* [What you need to do]: Find every line in the records below that holds the word "Mean" and copy it.

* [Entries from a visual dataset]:
▼

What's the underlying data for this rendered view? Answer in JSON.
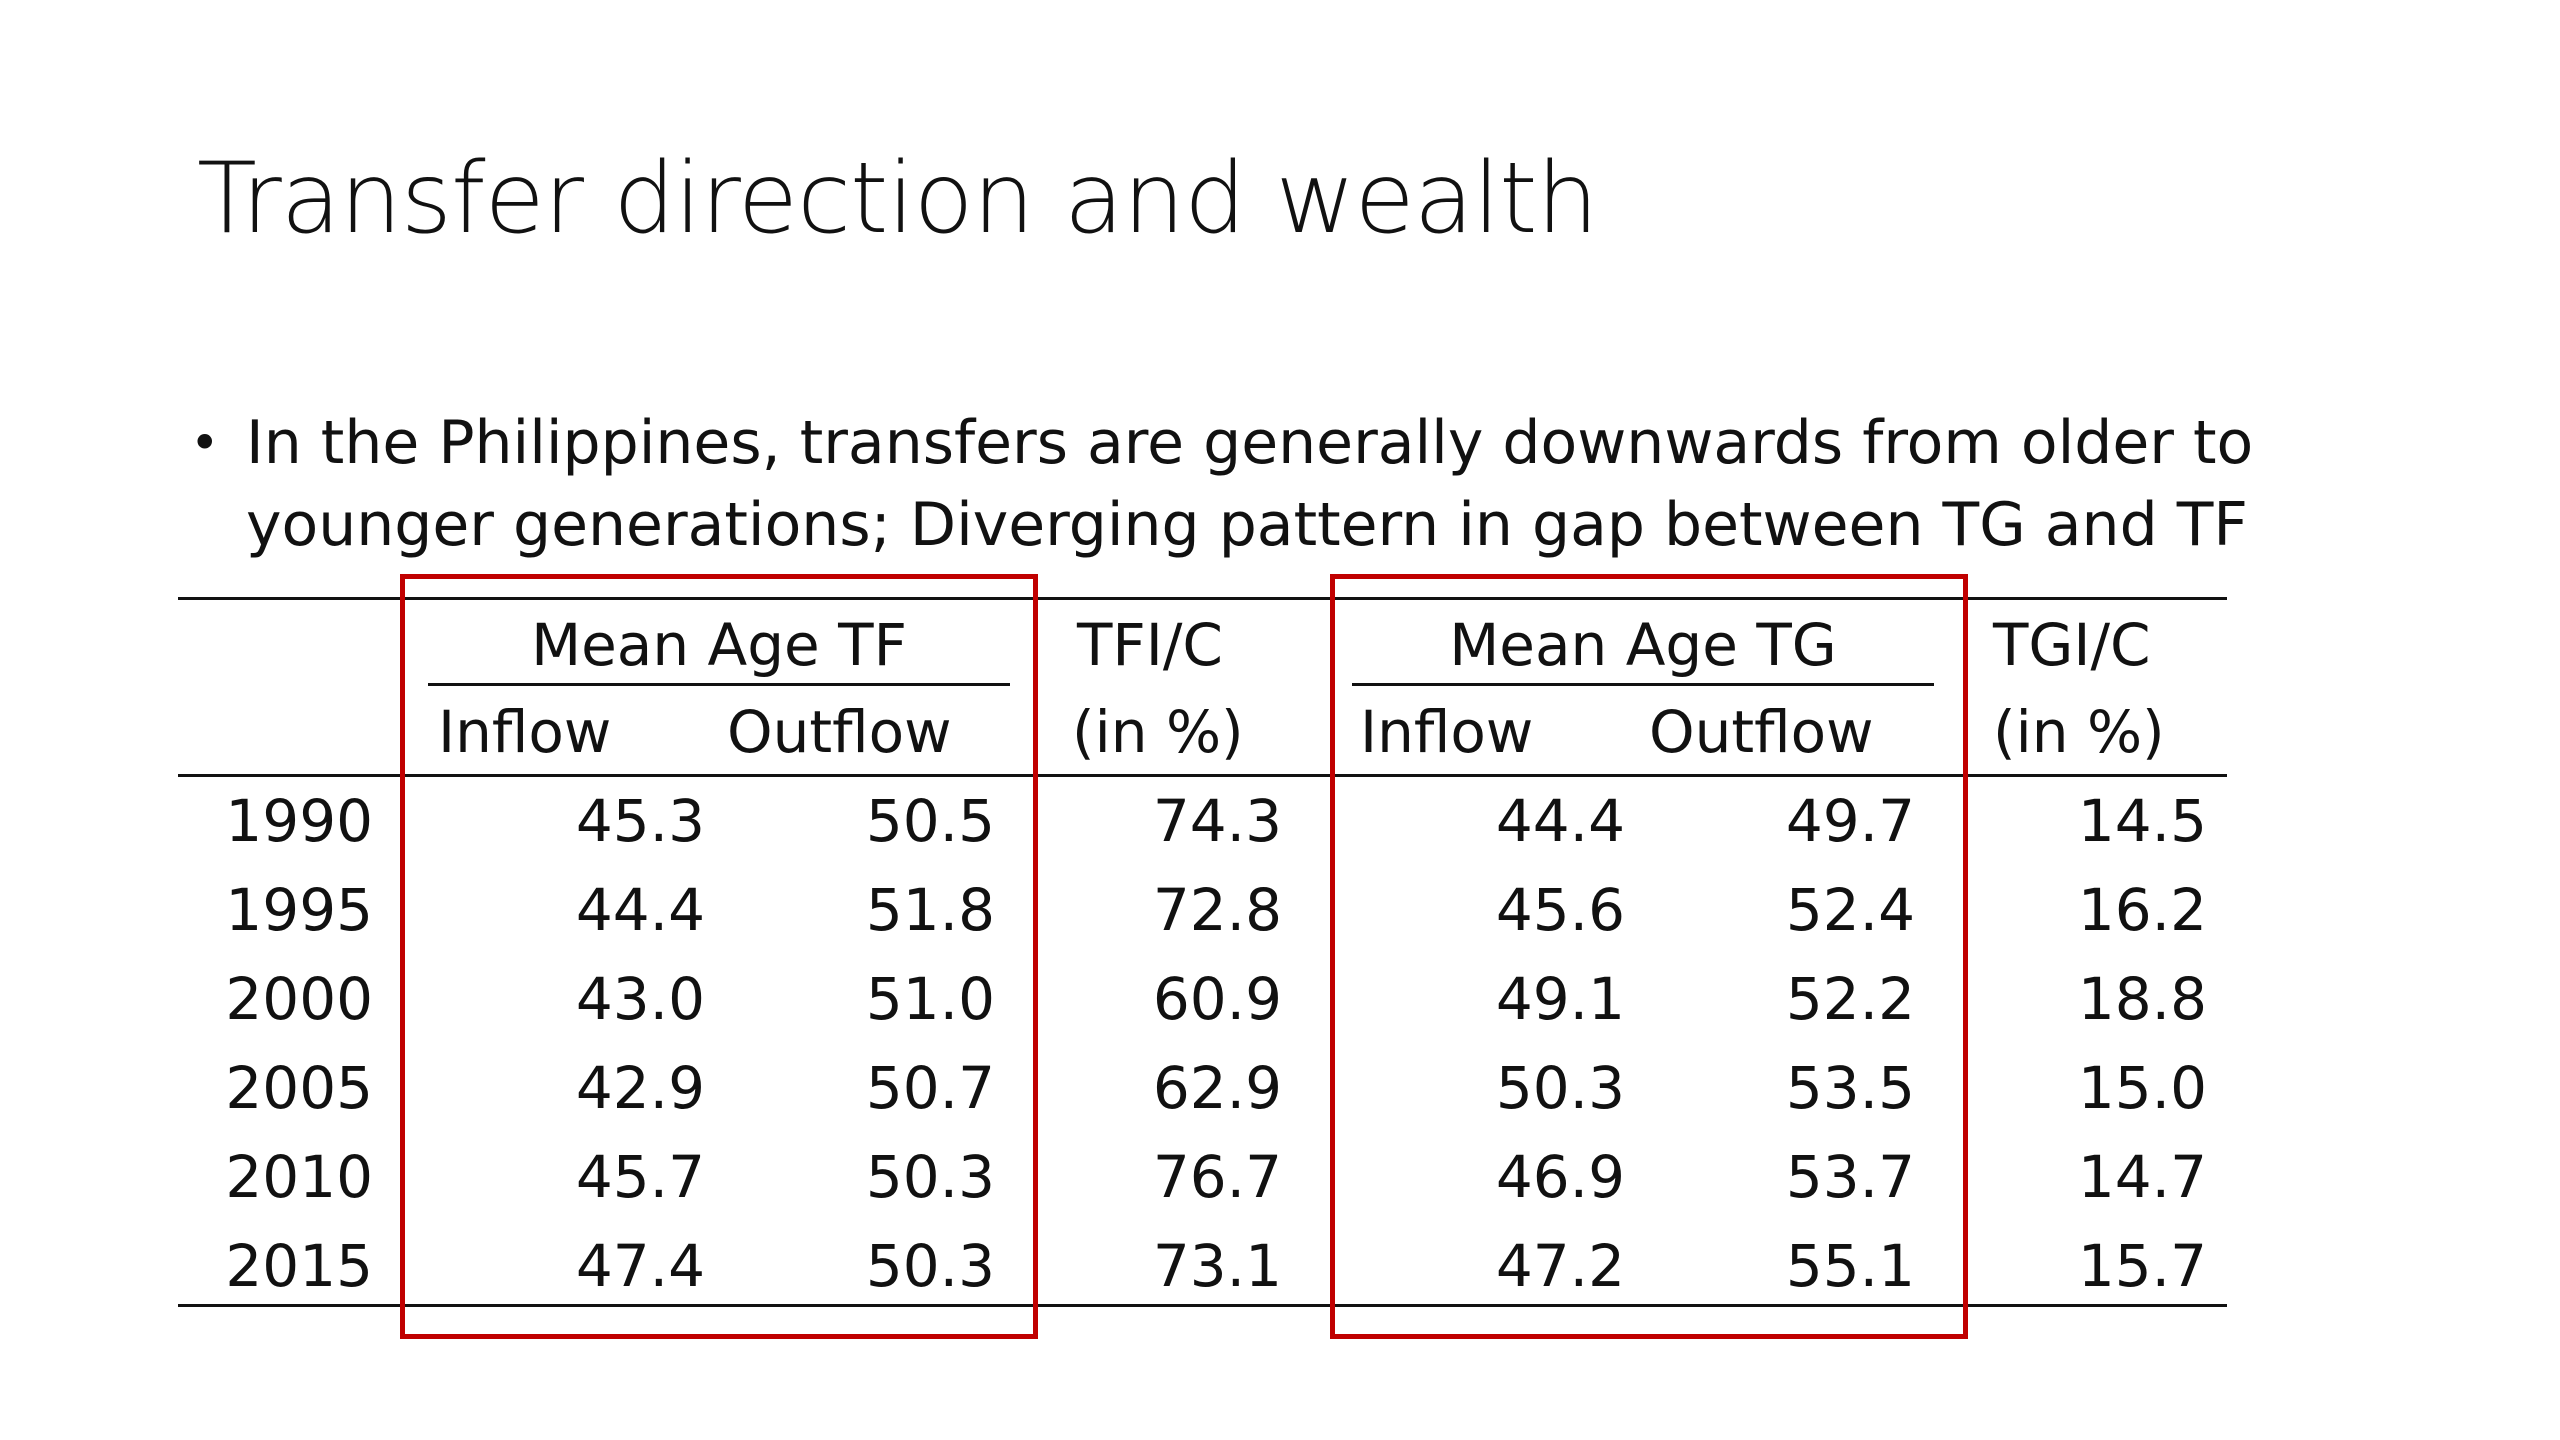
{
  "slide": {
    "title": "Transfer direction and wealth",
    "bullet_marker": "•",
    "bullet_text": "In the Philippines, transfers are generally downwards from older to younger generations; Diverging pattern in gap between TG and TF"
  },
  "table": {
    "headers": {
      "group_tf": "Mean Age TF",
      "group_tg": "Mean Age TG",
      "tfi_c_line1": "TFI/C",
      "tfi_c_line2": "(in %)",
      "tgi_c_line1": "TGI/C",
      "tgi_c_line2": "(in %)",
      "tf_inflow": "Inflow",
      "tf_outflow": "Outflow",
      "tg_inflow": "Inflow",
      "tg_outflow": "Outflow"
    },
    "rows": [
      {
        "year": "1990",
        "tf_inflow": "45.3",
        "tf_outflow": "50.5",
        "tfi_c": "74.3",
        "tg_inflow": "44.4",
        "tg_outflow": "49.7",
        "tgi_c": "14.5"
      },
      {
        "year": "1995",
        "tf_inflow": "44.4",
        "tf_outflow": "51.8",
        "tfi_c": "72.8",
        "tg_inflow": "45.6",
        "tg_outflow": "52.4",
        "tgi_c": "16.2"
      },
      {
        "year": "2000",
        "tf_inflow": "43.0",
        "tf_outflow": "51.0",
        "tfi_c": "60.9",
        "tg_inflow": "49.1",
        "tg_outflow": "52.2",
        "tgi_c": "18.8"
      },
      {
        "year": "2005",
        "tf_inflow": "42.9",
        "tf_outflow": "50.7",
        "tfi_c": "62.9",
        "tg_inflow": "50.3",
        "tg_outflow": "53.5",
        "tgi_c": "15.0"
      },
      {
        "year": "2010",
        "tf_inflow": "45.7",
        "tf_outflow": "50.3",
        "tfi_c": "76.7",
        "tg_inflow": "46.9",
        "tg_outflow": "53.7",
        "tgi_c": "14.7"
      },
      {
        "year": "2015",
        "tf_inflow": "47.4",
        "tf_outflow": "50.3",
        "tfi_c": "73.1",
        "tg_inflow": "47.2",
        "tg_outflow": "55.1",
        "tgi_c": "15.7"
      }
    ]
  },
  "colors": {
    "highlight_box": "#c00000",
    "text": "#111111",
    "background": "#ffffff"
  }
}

▲

* [Exercise result]:
      "group_tf": "Mean Age TF",
      "group_tg": "Mean Age TG",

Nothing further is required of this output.